-------- DATA PROVIDED --------

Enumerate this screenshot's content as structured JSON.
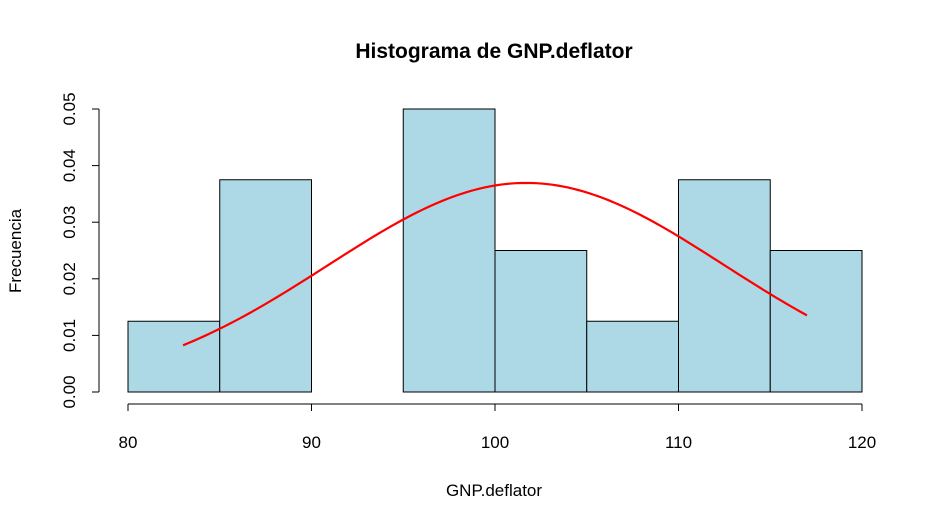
{
  "chart_data": {
    "type": "bar",
    "title": "Histograma de GNP.deflator",
    "xlabel": "GNP.deflator",
    "ylabel": "Frecuencia",
    "bins": [
      {
        "start": 80,
        "end": 85,
        "density": 0.0125
      },
      {
        "start": 85,
        "end": 90,
        "density": 0.0375
      },
      {
        "start": 90,
        "end": 95,
        "density": 0.0
      },
      {
        "start": 95,
        "end": 100,
        "density": 0.05
      },
      {
        "start": 100,
        "end": 105,
        "density": 0.025
      },
      {
        "start": 105,
        "end": 110,
        "density": 0.0125
      },
      {
        "start": 110,
        "end": 115,
        "density": 0.0375
      },
      {
        "start": 115,
        "end": 120,
        "density": 0.025
      }
    ],
    "bar_color": "#add8e6",
    "curve": {
      "color": "#ff0000",
      "type": "normal-density",
      "x_from": 83,
      "x_to": 117,
      "mean": 101.7,
      "sd": 10.8
    },
    "xlim": [
      80,
      120
    ],
    "ylim": [
      0,
      0.05
    ],
    "xticks": [
      80,
      90,
      100,
      110,
      120
    ],
    "xtick_labels": [
      "80",
      "90",
      "100",
      "110",
      "120"
    ],
    "yticks": [
      0,
      0.01,
      0.02,
      0.03,
      0.04,
      0.05
    ],
    "ytick_labels": [
      "0.00",
      "0.01",
      "0.02",
      "0.03",
      "0.04",
      "0.05"
    ],
    "grid": false
  }
}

--------

- _THE EXERCISE_: Pick out the lines above that hold the string "start" and show them.

- _REPLY_:
        "start": 80,
        "start": 85,
        "start": 90,
        "start": 95,
        "start": 100,
        "start": 105,
        "start": 110,
        "start": 115,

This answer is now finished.